+++ Supplied data +++

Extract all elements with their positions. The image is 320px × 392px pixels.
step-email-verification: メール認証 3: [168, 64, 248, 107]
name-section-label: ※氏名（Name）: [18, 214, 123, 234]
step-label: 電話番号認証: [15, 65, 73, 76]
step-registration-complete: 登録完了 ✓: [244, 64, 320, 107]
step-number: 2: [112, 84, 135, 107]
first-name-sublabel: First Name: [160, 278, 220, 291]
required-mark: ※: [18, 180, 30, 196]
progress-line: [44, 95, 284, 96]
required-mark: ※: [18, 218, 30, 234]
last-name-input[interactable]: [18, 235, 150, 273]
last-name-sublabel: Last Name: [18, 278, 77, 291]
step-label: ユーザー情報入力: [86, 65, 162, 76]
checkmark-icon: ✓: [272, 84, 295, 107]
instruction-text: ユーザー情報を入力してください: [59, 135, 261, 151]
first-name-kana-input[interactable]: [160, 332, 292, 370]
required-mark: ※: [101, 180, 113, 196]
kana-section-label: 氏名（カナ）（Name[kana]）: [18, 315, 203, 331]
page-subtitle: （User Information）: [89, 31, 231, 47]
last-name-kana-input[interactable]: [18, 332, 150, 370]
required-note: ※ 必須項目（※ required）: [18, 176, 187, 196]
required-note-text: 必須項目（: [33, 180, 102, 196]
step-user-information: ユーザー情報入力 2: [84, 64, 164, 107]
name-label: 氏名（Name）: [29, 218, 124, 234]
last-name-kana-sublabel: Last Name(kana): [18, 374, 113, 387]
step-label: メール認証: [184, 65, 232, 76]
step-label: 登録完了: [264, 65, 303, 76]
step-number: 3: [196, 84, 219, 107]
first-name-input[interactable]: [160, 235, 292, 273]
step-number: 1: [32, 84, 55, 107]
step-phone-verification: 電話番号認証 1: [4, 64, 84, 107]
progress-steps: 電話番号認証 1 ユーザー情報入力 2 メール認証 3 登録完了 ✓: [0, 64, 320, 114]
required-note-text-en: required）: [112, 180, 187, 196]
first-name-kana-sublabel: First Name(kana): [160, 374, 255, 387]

+++

* Exercise objective:
Copy all of the lines in the records above word for word, without changing anything.

* Answer to this task:
Extract all elements with their positions. The image is 320px × 392px pixels.
step-email-verification: メール認証 3: [168, 64, 248, 107]
name-section-label: ※氏名（Name）: [18, 214, 123, 234]
step-label: 電話番号認証: [15, 65, 73, 76]
step-registration-complete: 登録完了 ✓: [244, 64, 320, 107]
step-number: 2: [112, 84, 135, 107]
first-name-sublabel: First Name: [160, 278, 220, 291]
required-mark: ※: [18, 180, 30, 196]
progress-line: [44, 95, 284, 96]
required-mark: ※: [18, 218, 30, 234]
last-name-input[interactable]: [18, 235, 150, 273]
last-name-sublabel: Last Name: [18, 278, 77, 291]
step-label: ユーザー情報入力: [86, 65, 162, 76]
checkmark-icon: ✓: [272, 84, 295, 107]
instruction-text: ユーザー情報を入力してください: [59, 135, 261, 151]
first-name-kana-input[interactable]: [160, 332, 292, 370]
required-mark: ※: [101, 180, 113, 196]
kana-section-label: 氏名（カナ）（Name[kana]）: [18, 315, 203, 331]
page-subtitle: （User Information）: [89, 31, 231, 47]
last-name-kana-input[interactable]: [18, 332, 150, 370]
required-note: ※ 必須項目（※ required）: [18, 176, 187, 196]
required-note-text: 必須項目（: [33, 180, 102, 196]
step-user-information: ユーザー情報入力 2: [84, 64, 164, 107]
name-label: 氏名（Name）: [29, 218, 124, 234]
last-name-kana-sublabel: Last Name(kana): [18, 374, 113, 387]
step-label: メール認証: [184, 65, 232, 76]
step-label: 登録完了: [264, 65, 303, 76]
step-number: 3: [196, 84, 219, 107]
first-name-input[interactable]: [160, 235, 292, 273]
step-number: 1: [32, 84, 55, 107]
step-phone-verification: 電話番号認証 1: [4, 64, 84, 107]
progress-steps: 電話番号認証 1 ユーザー情報入力 2 メール認証 3 登録完了 ✓: [0, 64, 320, 114]
required-note-text-en: required）: [112, 180, 187, 196]
first-name-kana-sublabel: First Name(kana): [160, 374, 255, 387]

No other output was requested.